Reproduce the records exactly.

══ Extracted data ══

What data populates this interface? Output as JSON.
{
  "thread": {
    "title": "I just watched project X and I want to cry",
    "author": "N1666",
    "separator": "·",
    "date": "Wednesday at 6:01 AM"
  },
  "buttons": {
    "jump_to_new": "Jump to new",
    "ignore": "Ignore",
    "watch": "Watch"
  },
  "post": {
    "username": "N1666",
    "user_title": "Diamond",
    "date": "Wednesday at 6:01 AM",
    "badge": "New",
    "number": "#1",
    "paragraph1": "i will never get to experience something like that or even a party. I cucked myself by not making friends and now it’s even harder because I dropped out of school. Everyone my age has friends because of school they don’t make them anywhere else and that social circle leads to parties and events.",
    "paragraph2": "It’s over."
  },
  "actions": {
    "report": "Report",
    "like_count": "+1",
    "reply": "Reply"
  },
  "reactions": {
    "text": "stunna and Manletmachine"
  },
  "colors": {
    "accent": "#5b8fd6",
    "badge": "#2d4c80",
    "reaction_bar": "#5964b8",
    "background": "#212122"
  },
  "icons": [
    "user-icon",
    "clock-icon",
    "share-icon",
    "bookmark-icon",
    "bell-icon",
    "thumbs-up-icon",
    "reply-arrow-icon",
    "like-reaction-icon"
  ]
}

═══

Result of the task:
What data populates this interface? Output as JSON.
{
  "thread": {
    "title": "I just watched project X and I want to cry",
    "author": "N1666",
    "separator": "·",
    "date": "Wednesday at 6:01 AM"
  },
  "buttons": {
    "jump_to_new": "Jump to new",
    "ignore": "Ignore",
    "watch": "Watch"
  },
  "post": {
    "username": "N1666",
    "user_title": "Diamond",
    "date": "Wednesday at 6:01 AM",
    "badge": "New",
    "number": "#1",
    "paragraph1": "i will never get to experience something like that or even a party. I cucked myself by not making friends and now it’s even harder because I dropped out of school. Everyone my age has friends because of school they don’t make them anywhere else and that social circle leads to parties and events.",
    "paragraph2": "It’s over."
  },
  "actions": {
    "report": "Report",
    "like_count": "+1",
    "reply": "Reply"
  },
  "reactions": {
    "text": "stunna and Manletmachine"
  },
  "colors": {
    "accent": "#5b8fd6",
    "badge": "#2d4c80",
    "reaction_bar": "#5964b8",
    "background": "#212122"
  },
  "icons": [
    "user-icon",
    "clock-icon",
    "share-icon",
    "bookmark-icon",
    "bell-icon",
    "thumbs-up-icon",
    "reply-arrow-icon",
    "like-reaction-icon"
  ]
}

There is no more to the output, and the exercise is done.